[START OF Dataset excerpts]
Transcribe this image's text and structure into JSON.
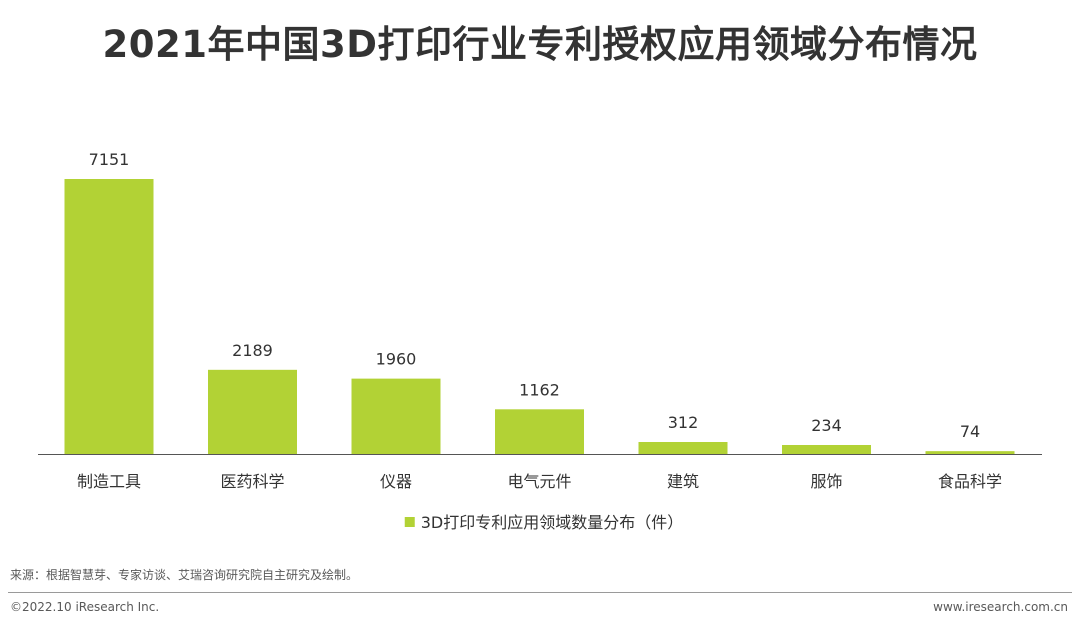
{
  "title": "2021年中国3D打印行业专利授权应用领域分布情况",
  "chart_data": {
    "type": "bar",
    "categories": [
      "制造工具",
      "医药科学",
      "仪器",
      "电气元件",
      "建筑",
      "服饰",
      "食品科学"
    ],
    "series": [
      {
        "name": "3D打印专利应用领域数量分布（件）",
        "values": [
          7151,
          2189,
          1960,
          1162,
          312,
          234,
          74
        ],
        "color": "#b2d235"
      }
    ],
    "data_labels": [
      "7151",
      "2189",
      "1960",
      "1162",
      "312",
      "234",
      "74"
    ],
    "legend_position": "bottom",
    "grid": false,
    "ylim": [
      0,
      7151
    ]
  },
  "source": "来源：根据智慧芽、专家访谈、艾瑞咨询研究院自主研究及绘制。",
  "footer": {
    "copyright": "©2022.10 iResearch Inc.",
    "website": "www.iresearch.com.cn"
  }
}
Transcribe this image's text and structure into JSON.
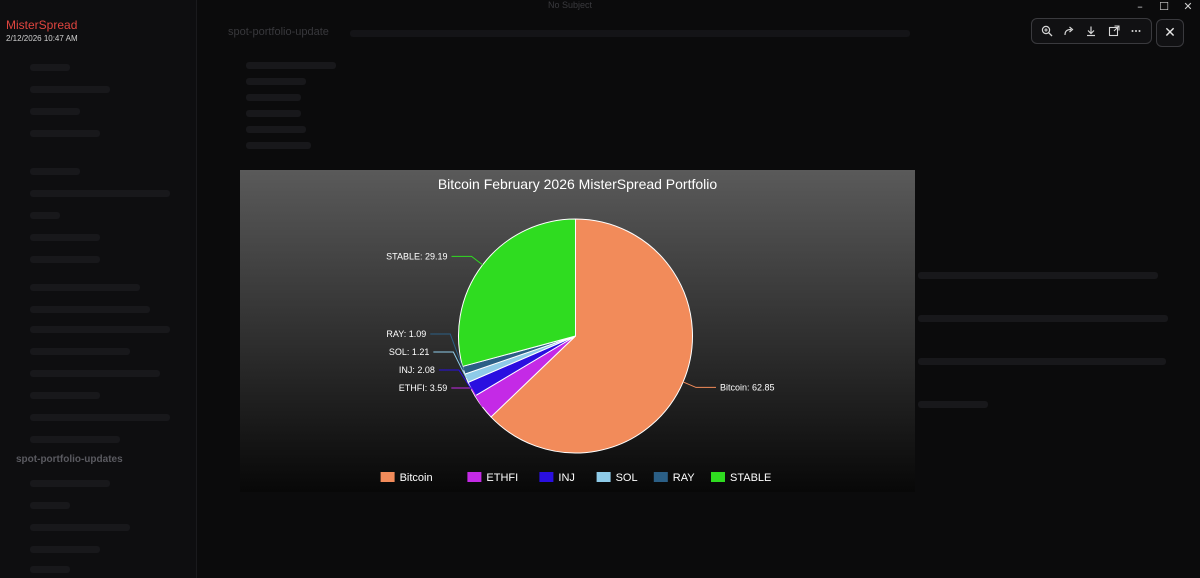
{
  "window": {
    "title": "No Subject"
  },
  "app": {
    "user_name": "MisterSpread",
    "user_time": "2/12/2026 10:47 AM",
    "channel": "spot-portfolio-updates",
    "topbar_title": "spot-portfolio-update"
  },
  "toolbar": {
    "icons": [
      "zoom-in-icon",
      "forward-icon",
      "download-icon",
      "open-external-icon",
      "more-icon"
    ],
    "close_glyph": "✕"
  },
  "colors": {
    "Bitcoin": "#f28b5a",
    "ETHFI": "#c42ae6",
    "INJ": "#2a0fe0",
    "SOL": "#8ecbe8",
    "RAY": "#2b5f86",
    "STABLE": "#2fdc20"
  },
  "chart_data": {
    "type": "pie",
    "title": "Bitcoin February 2026 MisterSpread Portfolio",
    "slices": [
      {
        "label": "Bitcoin",
        "value": 62.85,
        "data_label": "Bitcoin: 62.85"
      },
      {
        "label": "ETHFI",
        "value": 3.59,
        "data_label": "ETHFI: 3.59"
      },
      {
        "label": "INJ",
        "value": 2.08,
        "data_label": "INJ: 2.08"
      },
      {
        "label": "SOL",
        "value": 1.21,
        "data_label": "SOL: 1.21"
      },
      {
        "label": "RAY",
        "value": 1.09,
        "data_label": "RAY: 1.09"
      },
      {
        "label": "STABLE",
        "value": 29.19,
        "data_label": "STABLE: 29.19"
      }
    ],
    "legend": {
      "position": "bottom",
      "entries": [
        "Bitcoin",
        "ETHFI",
        "INJ",
        "SOL",
        "RAY",
        "STABLE"
      ]
    }
  }
}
[END OF Dataset excerpts]
Problem requirements:
The records above are to be restated exactly, without their pictures.

Reply to the exercise:
Transcribe this image's text and structure into JSON.
{
  "title": "2021年中国3D打印行业专利授权应用领域分布情况",
  "chart_data": {
    "type": "bar",
    "categories": [
      "制造工具",
      "医药科学",
      "仪器",
      "电气元件",
      "建筑",
      "服饰",
      "食品科学"
    ],
    "series": [
      {
        "name": "3D打印专利应用领域数量分布（件）",
        "values": [
          7151,
          2189,
          1960,
          1162,
          312,
          234,
          74
        ],
        "color": "#b2d235"
      }
    ],
    "data_labels": [
      "7151",
      "2189",
      "1960",
      "1162",
      "312",
      "234",
      "74"
    ],
    "legend_position": "bottom",
    "grid": false,
    "ylim": [
      0,
      7151
    ]
  },
  "source": "来源：根据智慧芽、专家访谈、艾瑞咨询研究院自主研究及绘制。",
  "footer": {
    "copyright": "©2022.10 iResearch Inc.",
    "website": "www.iresearch.com.cn"
  }
}
Transcribe this image's text and structure into JSON.
{
  "window": {
    "title": "No Subject"
  },
  "app": {
    "user_name": "MisterSpread",
    "user_time": "2/12/2026 10:47 AM",
    "channel": "spot-portfolio-updates",
    "topbar_title": "spot-portfolio-update"
  },
  "toolbar": {
    "icons": [
      "zoom-in-icon",
      "forward-icon",
      "download-icon",
      "open-external-icon",
      "more-icon"
    ],
    "close_glyph": "✕"
  },
  "colors": {
    "Bitcoin": "#f28b5a",
    "ETHFI": "#c42ae6",
    "INJ": "#2a0fe0",
    "SOL": "#8ecbe8",
    "RAY": "#2b5f86",
    "STABLE": "#2fdc20"
  },
  "chart_data": {
    "type": "pie",
    "title": "Bitcoin February 2026 MisterSpread Portfolio",
    "slices": [
      {
        "label": "Bitcoin",
        "value": 62.85,
        "data_label": "Bitcoin: 62.85"
      },
      {
        "label": "ETHFI",
        "value": 3.59,
        "data_label": "ETHFI: 3.59"
      },
      {
        "label": "INJ",
        "value": 2.08,
        "data_label": "INJ: 2.08"
      },
      {
        "label": "SOL",
        "value": 1.21,
        "data_label": "SOL: 1.21"
      },
      {
        "label": "RAY",
        "value": 1.09,
        "data_label": "RAY: 1.09"
      },
      {
        "label": "STABLE",
        "value": 29.19,
        "data_label": "STABLE: 29.19"
      }
    ],
    "legend": {
      "position": "bottom",
      "entries": [
        "Bitcoin",
        "ETHFI",
        "INJ",
        "SOL",
        "RAY",
        "STABLE"
      ]
    }
  }
}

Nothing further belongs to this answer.